━━━━━ Records to use

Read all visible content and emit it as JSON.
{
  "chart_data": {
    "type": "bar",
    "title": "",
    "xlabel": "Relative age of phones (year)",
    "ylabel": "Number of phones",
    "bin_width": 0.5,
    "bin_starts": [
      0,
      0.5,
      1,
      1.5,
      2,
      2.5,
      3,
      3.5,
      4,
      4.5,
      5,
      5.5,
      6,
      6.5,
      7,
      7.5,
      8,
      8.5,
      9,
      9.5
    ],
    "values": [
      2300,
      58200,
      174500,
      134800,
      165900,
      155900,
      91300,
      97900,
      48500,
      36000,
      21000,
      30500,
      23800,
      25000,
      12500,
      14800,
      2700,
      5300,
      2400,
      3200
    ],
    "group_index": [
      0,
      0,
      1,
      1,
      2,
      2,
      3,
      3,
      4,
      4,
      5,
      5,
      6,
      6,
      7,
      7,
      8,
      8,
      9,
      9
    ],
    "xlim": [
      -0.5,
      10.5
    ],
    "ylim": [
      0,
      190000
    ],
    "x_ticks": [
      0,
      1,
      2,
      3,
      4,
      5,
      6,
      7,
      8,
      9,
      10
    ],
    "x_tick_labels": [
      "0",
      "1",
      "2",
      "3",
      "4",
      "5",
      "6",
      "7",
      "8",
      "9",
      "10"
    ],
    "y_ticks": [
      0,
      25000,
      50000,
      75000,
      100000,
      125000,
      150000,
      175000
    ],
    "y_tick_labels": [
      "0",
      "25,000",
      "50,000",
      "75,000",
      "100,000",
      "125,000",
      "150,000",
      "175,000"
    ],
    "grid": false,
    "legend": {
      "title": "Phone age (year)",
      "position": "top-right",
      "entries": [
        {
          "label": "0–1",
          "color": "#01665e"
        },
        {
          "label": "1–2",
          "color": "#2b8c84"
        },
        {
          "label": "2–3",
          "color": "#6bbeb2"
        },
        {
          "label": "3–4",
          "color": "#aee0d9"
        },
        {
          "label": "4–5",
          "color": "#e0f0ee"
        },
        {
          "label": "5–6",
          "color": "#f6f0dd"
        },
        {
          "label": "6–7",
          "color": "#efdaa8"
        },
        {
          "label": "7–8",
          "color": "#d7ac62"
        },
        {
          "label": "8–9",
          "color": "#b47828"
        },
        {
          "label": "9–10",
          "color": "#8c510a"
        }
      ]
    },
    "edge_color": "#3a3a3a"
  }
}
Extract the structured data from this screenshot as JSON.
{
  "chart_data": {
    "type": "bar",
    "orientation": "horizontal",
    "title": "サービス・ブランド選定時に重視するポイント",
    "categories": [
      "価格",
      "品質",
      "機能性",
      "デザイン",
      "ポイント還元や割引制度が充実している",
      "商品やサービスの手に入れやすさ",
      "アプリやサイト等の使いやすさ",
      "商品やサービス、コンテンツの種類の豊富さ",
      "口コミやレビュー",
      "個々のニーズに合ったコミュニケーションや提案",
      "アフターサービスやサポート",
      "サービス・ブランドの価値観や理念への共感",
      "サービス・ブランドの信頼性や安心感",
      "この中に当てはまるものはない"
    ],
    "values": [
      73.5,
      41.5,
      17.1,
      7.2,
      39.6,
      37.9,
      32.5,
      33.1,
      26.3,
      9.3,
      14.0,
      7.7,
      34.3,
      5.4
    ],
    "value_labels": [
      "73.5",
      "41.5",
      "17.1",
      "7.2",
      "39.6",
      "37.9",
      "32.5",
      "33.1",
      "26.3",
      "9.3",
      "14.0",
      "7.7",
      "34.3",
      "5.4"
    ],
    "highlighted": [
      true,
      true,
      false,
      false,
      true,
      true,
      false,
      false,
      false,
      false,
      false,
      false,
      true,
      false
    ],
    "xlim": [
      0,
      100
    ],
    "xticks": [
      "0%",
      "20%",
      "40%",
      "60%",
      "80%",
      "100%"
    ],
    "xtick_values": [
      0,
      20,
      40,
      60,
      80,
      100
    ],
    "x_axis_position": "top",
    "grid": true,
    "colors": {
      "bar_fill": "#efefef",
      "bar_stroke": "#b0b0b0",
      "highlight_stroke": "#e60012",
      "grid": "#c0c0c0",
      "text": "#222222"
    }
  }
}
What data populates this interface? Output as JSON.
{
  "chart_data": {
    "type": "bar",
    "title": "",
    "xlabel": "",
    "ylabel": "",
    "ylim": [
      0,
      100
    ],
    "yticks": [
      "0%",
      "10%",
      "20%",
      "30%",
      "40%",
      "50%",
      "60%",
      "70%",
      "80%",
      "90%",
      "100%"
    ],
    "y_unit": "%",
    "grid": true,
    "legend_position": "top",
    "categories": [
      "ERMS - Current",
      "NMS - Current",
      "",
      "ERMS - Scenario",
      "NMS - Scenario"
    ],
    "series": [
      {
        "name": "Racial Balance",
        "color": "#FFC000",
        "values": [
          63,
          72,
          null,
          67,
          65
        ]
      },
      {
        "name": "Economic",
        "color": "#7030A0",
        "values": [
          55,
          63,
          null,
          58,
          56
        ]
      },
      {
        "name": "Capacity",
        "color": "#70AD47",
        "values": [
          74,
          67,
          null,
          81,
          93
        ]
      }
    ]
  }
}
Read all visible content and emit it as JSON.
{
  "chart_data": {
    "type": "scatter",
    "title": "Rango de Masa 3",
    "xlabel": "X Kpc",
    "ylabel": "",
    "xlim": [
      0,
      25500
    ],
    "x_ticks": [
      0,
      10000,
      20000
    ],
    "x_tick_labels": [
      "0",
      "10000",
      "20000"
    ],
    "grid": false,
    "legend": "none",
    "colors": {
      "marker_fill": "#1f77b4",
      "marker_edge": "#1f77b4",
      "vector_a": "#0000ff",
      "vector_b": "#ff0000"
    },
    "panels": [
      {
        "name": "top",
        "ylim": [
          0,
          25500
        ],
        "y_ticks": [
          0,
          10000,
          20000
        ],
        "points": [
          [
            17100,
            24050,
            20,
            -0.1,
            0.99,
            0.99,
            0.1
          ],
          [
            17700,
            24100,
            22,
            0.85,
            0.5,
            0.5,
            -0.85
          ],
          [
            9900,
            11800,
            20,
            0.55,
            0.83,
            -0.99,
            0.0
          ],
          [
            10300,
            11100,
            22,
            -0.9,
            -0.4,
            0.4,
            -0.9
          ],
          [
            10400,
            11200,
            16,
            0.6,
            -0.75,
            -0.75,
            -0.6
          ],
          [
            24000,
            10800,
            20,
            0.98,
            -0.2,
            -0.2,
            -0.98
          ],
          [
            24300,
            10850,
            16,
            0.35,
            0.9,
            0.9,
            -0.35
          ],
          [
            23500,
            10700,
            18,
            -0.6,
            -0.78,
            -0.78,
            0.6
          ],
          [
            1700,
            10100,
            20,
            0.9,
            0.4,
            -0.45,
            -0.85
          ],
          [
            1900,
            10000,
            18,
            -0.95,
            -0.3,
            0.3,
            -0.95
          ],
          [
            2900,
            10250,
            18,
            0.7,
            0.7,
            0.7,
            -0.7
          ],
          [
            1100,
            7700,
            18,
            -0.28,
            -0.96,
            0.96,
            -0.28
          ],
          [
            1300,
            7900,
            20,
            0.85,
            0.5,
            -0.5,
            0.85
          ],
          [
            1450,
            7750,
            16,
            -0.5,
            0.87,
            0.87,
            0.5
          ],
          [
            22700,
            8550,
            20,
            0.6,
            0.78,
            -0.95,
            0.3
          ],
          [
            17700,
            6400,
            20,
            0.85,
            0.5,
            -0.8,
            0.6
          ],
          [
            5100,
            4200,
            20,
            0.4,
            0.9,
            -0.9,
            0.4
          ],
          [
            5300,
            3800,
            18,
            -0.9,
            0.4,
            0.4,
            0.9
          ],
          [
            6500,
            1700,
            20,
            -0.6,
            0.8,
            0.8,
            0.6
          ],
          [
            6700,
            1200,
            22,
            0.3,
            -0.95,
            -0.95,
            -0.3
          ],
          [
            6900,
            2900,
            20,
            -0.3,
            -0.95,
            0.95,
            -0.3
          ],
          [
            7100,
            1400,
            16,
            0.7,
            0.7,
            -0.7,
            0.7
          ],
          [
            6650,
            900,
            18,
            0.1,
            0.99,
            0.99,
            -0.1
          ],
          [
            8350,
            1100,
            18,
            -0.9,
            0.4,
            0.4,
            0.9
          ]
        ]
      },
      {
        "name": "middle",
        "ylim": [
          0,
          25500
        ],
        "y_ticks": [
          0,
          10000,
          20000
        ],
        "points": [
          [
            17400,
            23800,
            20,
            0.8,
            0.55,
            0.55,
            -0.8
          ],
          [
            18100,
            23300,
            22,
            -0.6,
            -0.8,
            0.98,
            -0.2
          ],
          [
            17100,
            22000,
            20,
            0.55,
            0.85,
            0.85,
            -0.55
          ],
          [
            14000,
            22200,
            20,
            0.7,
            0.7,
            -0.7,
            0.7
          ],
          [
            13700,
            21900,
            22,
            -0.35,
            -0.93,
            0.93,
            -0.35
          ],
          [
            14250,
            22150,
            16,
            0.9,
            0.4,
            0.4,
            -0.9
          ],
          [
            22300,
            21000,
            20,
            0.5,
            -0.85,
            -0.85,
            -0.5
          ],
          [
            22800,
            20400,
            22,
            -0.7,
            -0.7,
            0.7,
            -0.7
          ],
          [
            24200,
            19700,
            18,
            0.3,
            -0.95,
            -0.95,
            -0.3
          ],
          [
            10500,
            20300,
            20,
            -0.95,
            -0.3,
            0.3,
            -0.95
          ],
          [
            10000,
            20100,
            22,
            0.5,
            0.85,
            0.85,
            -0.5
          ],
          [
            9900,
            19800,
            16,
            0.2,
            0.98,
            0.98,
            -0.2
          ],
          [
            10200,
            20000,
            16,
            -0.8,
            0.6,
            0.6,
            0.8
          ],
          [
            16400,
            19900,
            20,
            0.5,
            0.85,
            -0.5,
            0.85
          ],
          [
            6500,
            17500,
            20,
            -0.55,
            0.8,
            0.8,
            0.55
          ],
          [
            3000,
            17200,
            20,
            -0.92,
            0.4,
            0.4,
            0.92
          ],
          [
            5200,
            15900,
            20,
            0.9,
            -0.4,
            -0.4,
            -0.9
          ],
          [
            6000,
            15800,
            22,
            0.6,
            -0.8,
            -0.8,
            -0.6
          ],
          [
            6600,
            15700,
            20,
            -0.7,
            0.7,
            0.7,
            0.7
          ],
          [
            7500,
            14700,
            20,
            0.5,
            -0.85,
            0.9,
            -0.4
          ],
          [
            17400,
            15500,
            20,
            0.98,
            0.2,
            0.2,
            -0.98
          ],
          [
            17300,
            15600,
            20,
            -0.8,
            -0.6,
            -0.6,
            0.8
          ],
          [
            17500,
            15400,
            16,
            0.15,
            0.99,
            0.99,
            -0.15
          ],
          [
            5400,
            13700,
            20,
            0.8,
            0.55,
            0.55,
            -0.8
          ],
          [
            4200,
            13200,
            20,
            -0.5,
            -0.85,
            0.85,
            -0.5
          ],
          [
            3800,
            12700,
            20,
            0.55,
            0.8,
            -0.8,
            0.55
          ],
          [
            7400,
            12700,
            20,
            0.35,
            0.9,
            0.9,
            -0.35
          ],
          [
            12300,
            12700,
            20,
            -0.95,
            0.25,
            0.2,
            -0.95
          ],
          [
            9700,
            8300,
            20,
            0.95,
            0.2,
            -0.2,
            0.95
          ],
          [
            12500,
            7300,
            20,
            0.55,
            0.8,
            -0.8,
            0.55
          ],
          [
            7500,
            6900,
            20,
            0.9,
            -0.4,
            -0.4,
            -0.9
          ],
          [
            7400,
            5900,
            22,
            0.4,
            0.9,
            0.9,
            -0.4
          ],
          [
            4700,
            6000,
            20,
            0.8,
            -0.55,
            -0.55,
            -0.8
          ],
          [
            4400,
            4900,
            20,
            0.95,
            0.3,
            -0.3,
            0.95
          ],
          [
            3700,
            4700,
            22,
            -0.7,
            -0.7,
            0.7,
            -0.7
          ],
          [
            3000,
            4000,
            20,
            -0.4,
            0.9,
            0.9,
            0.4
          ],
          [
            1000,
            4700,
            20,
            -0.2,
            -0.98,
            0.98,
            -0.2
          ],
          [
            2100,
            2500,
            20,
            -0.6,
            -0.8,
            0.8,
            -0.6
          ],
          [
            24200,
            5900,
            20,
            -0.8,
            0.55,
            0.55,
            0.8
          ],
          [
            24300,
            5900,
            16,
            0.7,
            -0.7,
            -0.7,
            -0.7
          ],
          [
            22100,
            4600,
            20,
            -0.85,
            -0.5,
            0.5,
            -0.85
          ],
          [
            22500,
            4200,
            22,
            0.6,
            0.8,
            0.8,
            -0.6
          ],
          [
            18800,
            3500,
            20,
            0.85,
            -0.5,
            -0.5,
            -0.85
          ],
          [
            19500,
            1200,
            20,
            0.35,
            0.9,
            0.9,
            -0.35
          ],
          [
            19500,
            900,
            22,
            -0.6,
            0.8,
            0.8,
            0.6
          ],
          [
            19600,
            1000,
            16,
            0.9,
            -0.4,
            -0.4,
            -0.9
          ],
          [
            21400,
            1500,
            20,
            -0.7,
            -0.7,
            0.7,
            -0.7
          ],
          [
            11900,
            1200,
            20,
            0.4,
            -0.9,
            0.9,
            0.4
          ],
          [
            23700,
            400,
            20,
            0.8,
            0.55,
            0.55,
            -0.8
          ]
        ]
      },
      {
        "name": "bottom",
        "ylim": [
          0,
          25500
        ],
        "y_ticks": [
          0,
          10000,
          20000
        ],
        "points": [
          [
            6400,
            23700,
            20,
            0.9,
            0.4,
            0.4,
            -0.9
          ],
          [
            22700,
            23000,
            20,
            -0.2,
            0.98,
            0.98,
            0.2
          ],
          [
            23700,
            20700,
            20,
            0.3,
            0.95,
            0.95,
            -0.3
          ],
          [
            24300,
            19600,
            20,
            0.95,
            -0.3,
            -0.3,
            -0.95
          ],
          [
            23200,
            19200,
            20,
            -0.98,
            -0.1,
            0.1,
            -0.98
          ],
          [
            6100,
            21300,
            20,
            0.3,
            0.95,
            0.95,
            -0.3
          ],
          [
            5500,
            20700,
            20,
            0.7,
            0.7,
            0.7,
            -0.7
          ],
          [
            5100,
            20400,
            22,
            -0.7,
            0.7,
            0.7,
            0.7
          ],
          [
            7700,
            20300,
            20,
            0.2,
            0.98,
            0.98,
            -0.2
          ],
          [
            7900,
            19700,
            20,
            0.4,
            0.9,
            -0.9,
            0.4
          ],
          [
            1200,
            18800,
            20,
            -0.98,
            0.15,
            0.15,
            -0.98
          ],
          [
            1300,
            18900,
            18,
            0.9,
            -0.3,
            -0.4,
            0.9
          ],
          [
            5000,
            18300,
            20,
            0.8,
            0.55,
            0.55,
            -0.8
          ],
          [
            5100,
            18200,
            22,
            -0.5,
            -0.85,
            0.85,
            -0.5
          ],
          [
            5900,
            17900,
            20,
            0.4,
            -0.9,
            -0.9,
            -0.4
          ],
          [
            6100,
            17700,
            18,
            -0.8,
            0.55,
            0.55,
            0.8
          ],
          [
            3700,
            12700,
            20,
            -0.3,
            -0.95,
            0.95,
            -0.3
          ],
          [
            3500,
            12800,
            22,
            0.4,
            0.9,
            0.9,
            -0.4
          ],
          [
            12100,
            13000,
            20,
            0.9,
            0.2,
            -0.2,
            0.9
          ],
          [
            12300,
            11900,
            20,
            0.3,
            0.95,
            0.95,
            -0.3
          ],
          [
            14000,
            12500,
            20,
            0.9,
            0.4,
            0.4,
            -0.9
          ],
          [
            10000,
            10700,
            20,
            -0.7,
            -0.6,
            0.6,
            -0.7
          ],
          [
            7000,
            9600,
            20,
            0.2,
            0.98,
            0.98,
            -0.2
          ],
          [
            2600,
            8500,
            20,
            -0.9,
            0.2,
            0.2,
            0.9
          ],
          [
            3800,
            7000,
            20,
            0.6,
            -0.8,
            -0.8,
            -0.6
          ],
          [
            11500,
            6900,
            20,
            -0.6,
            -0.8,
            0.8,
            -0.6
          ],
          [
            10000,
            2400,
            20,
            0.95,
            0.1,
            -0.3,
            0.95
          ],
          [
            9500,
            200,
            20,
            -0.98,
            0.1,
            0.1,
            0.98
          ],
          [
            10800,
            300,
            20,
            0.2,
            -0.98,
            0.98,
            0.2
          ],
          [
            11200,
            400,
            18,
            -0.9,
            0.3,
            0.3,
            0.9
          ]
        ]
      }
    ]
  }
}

━━━━━━━━━━

Using the records above, gather all lines where the string "name" is present.

        "name": "Racial Balance",
        "name": "Economic",
        "name": "Capacity",
        "name": "top",
        "name": "middle",
        "name": "bottom",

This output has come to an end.